* **Objective**:
Copy each line exactly.

* **Stored data**:

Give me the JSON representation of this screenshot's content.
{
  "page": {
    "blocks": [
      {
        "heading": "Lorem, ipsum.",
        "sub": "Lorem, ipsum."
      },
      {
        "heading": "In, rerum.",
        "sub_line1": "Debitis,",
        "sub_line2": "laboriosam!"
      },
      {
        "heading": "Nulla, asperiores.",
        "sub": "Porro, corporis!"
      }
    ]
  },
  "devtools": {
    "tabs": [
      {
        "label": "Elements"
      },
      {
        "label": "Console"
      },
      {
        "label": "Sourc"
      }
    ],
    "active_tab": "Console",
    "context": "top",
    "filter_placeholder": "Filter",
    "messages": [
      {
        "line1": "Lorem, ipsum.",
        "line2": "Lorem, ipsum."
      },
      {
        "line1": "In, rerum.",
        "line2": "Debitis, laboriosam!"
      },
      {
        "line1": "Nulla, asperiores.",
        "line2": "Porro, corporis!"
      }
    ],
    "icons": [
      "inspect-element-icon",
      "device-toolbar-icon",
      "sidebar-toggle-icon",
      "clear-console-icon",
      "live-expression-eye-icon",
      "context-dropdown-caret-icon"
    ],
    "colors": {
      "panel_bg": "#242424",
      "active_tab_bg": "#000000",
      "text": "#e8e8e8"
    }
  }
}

* **Task solution**:
Give me the JSON representation of this screenshot's content.
{
  "page": {
    "blocks": [
      {
        "heading": "Lorem, ipsum.",
        "sub": "Lorem, ipsum."
      },
      {
        "heading": "In, rerum.",
        "sub_line1": "Debitis,",
        "sub_line2": "laboriosam!"
      },
      {
        "heading": "Nulla, asperiores.",
        "sub": "Porro, corporis!"
      }
    ]
  },
  "devtools": {
    "tabs": [
      {
        "label": "Elements"
      },
      {
        "label": "Console"
      },
      {
        "label": "Sourc"
      }
    ],
    "active_tab": "Console",
    "context": "top",
    "filter_placeholder": "Filter",
    "messages": [
      {
        "line1": "Lorem, ipsum.",
        "line2": "Lorem, ipsum."
      },
      {
        "line1": "In, rerum.",
        "line2": "Debitis, laboriosam!"
      },
      {
        "line1": "Nulla, asperiores.",
        "line2": "Porro, corporis!"
      }
    ],
    "icons": [
      "inspect-element-icon",
      "device-toolbar-icon",
      "sidebar-toggle-icon",
      "clear-console-icon",
      "live-expression-eye-icon",
      "context-dropdown-caret-icon"
    ],
    "colors": {
      "panel_bg": "#242424",
      "active_tab_bg": "#000000",
      "text": "#e8e8e8"
    }
  }
}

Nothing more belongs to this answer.